THE EXERCISE. Collect every line below that contains the word "this".

(Entries from a dataset)
╔══

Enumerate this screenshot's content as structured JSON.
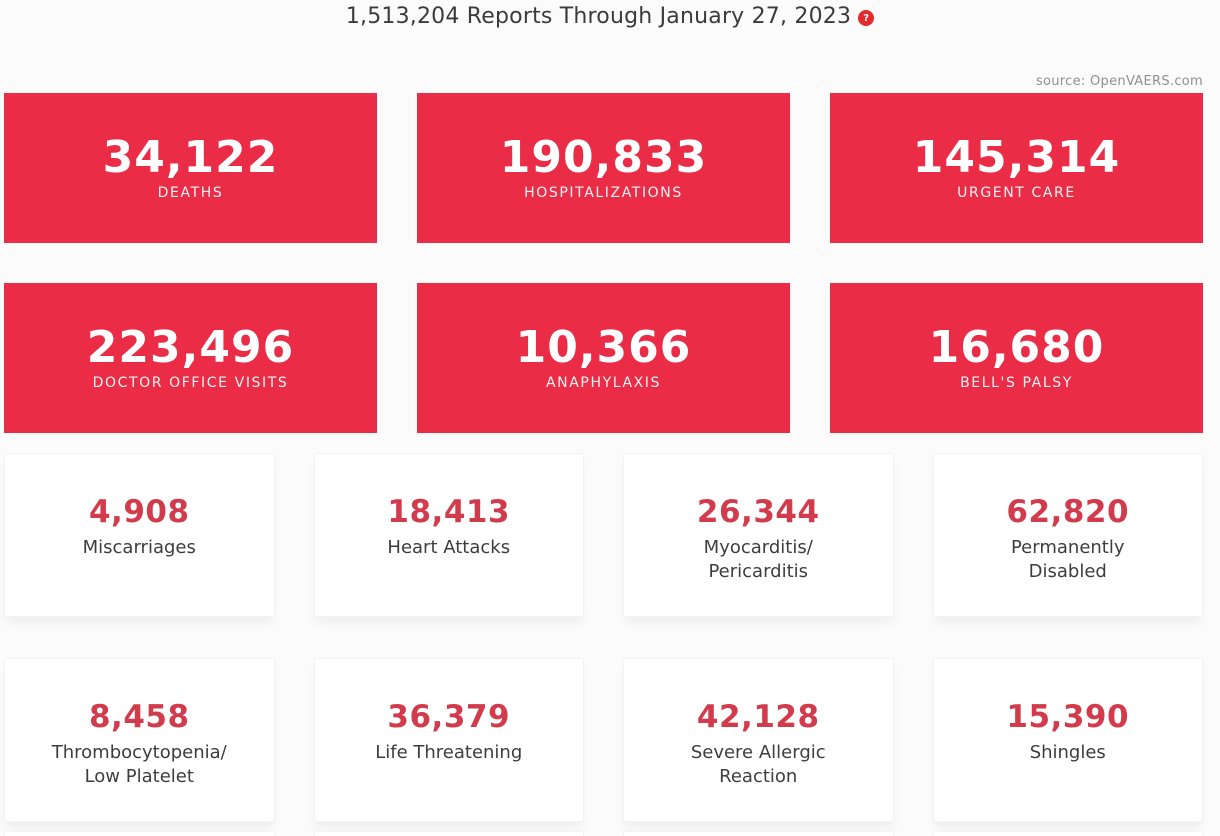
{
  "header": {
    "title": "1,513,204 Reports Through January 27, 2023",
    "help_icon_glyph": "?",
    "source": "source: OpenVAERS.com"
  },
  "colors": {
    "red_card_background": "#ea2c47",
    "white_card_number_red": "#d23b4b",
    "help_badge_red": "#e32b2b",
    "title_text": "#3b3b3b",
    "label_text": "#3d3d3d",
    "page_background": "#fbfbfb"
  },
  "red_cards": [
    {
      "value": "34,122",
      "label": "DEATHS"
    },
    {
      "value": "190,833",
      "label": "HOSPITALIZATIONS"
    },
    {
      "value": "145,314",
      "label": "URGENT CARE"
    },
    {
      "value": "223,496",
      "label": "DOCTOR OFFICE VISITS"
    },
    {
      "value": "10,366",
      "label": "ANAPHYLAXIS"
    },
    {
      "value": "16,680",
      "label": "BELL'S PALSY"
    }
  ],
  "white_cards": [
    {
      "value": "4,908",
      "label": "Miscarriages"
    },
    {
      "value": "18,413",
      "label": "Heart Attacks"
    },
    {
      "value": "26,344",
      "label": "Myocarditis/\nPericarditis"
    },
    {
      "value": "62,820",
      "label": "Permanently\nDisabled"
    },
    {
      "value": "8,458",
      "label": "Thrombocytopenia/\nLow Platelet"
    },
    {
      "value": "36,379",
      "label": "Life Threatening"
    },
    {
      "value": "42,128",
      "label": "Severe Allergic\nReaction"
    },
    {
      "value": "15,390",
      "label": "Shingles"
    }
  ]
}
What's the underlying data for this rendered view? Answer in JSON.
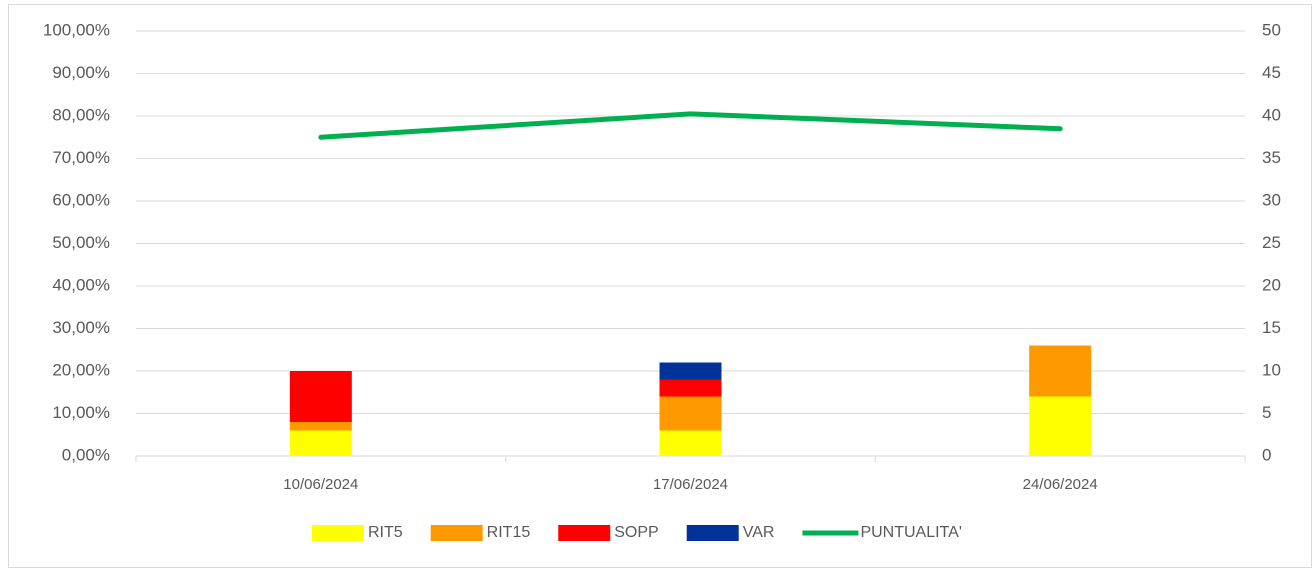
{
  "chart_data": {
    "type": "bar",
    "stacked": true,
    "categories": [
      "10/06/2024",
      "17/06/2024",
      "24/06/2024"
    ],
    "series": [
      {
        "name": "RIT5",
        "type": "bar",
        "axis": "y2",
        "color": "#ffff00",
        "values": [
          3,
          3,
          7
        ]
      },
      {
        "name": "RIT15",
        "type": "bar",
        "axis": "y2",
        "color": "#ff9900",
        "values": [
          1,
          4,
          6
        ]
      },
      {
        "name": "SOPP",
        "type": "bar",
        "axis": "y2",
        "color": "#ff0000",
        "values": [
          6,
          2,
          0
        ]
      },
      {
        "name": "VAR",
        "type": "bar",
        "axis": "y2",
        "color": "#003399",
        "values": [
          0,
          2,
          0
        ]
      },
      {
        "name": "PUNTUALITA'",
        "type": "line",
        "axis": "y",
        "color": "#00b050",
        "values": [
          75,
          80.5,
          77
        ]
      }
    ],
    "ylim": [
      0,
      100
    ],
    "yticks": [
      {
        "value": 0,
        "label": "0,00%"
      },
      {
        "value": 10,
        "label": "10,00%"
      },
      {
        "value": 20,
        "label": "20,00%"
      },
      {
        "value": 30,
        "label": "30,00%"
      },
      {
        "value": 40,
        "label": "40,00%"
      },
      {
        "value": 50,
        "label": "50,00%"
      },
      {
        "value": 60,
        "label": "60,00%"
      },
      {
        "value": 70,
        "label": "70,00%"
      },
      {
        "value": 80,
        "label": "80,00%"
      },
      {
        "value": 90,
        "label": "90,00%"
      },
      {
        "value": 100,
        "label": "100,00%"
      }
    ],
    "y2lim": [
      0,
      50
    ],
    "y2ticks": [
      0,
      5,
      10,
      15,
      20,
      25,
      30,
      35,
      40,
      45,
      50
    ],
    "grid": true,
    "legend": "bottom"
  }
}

╚══
╔══

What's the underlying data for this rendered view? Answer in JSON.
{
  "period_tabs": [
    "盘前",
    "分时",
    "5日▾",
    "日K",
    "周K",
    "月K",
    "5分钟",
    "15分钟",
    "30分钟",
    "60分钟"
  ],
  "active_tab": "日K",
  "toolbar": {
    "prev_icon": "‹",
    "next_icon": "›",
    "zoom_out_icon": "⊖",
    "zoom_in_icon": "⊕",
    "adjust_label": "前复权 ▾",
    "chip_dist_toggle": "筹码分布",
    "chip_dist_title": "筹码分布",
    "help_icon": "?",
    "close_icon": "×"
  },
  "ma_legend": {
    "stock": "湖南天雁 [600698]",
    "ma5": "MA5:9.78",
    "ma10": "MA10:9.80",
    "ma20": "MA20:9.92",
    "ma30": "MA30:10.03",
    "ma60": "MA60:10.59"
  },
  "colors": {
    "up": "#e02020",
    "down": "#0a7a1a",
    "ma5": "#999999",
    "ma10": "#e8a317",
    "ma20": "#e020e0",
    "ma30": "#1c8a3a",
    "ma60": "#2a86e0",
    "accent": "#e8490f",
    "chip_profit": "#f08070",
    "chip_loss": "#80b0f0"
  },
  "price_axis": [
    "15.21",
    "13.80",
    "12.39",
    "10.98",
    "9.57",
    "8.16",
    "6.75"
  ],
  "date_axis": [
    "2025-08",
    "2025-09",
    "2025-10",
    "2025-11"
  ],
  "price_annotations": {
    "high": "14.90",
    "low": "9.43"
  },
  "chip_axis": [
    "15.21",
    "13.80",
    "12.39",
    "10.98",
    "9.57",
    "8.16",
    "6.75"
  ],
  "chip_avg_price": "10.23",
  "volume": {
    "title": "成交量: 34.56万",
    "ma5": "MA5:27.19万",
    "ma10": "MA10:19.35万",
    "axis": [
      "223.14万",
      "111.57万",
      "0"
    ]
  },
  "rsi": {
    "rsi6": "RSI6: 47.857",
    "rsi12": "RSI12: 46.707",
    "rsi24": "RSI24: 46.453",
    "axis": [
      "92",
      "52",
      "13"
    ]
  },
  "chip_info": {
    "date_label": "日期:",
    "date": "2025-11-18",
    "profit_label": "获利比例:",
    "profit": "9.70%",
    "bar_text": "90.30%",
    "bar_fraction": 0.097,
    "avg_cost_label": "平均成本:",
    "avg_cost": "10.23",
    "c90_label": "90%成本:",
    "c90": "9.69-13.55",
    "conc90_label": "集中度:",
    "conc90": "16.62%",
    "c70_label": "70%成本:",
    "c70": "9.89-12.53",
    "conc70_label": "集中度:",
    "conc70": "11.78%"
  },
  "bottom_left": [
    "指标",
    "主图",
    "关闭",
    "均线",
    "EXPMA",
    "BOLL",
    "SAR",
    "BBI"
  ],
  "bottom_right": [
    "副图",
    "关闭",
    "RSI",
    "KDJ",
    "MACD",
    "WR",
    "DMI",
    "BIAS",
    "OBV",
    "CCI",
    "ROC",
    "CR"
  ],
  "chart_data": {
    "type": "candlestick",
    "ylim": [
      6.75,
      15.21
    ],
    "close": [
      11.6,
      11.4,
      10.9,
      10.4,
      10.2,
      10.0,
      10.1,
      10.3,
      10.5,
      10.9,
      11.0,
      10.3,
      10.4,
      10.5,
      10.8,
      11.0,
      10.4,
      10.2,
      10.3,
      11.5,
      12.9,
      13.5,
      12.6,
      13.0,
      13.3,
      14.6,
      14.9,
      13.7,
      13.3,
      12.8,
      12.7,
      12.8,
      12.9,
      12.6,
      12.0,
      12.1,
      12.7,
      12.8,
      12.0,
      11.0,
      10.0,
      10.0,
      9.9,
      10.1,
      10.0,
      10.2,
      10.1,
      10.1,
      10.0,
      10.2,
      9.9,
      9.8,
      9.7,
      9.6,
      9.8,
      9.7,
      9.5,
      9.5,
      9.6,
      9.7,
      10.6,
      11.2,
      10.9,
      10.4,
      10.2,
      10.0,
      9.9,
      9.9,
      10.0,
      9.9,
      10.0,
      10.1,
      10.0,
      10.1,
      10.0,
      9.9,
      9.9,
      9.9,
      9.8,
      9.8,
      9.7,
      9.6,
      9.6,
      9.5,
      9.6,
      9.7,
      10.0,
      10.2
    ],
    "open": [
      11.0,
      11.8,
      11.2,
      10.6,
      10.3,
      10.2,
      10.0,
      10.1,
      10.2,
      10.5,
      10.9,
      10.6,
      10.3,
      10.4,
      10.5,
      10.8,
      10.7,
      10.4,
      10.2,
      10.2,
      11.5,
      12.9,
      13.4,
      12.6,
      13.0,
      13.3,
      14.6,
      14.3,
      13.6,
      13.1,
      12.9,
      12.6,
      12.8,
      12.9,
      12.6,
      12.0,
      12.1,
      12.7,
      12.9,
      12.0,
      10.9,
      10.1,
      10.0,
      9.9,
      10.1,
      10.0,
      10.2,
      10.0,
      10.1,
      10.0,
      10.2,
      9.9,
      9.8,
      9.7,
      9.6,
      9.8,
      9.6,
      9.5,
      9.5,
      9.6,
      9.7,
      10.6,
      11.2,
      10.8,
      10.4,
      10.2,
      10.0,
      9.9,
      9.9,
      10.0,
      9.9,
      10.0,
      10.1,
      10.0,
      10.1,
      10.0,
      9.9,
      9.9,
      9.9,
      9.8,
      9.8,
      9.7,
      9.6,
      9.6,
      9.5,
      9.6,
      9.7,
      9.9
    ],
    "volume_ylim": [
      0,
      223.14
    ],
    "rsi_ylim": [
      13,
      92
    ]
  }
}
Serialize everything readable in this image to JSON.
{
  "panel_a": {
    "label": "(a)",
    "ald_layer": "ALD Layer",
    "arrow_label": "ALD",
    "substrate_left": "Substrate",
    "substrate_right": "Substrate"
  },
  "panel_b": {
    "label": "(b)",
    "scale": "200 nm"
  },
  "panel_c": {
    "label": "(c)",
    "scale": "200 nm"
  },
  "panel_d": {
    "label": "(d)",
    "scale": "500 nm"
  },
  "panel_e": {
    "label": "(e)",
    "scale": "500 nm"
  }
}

╚══
╔══

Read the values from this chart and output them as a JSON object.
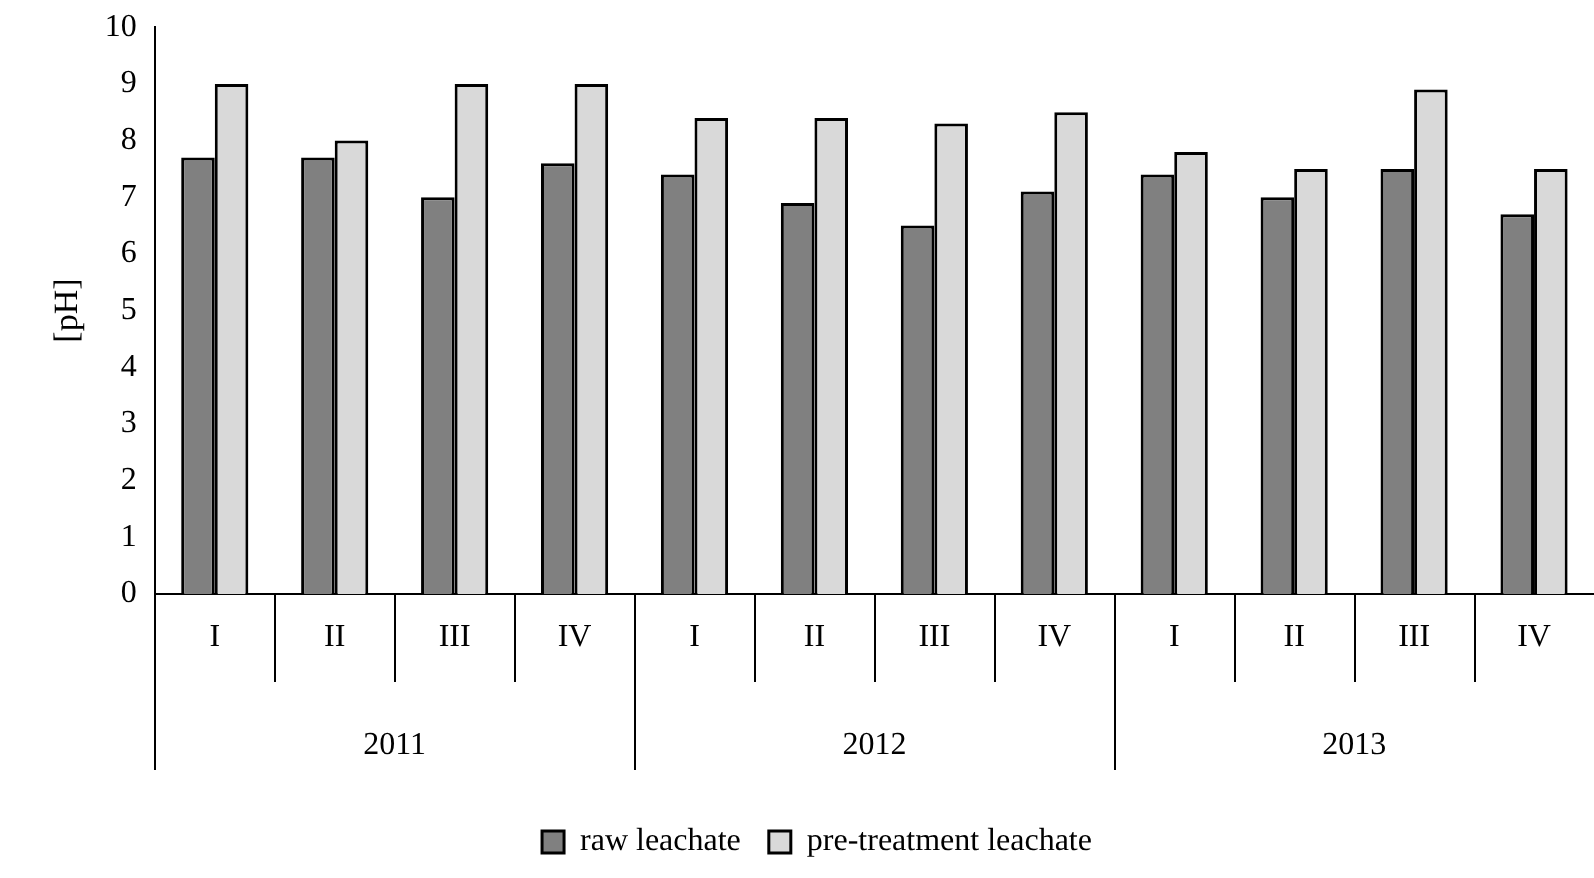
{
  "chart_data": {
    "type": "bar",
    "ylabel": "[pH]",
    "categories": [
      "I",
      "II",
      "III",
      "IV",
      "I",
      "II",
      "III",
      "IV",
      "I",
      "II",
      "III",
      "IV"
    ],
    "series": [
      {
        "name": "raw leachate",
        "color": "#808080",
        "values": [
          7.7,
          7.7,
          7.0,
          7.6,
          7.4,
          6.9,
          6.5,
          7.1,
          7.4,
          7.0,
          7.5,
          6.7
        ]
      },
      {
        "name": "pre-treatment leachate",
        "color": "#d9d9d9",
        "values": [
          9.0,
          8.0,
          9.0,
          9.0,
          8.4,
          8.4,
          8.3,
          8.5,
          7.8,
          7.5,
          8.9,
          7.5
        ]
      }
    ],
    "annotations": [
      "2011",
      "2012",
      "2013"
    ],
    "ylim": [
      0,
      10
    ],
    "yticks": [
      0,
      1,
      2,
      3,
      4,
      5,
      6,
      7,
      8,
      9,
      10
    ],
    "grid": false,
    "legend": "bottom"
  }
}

╚══

FINAL RESULT.
Enumerate this screenshot's content as structured JSON.
What's the underlying data for this rendered view? Answer in JSON.
What's the underlying data for this rendered view? Answer in JSON.
Serialize everything readable in this image to JSON.
Read the values from this chart and output them as a JSON object.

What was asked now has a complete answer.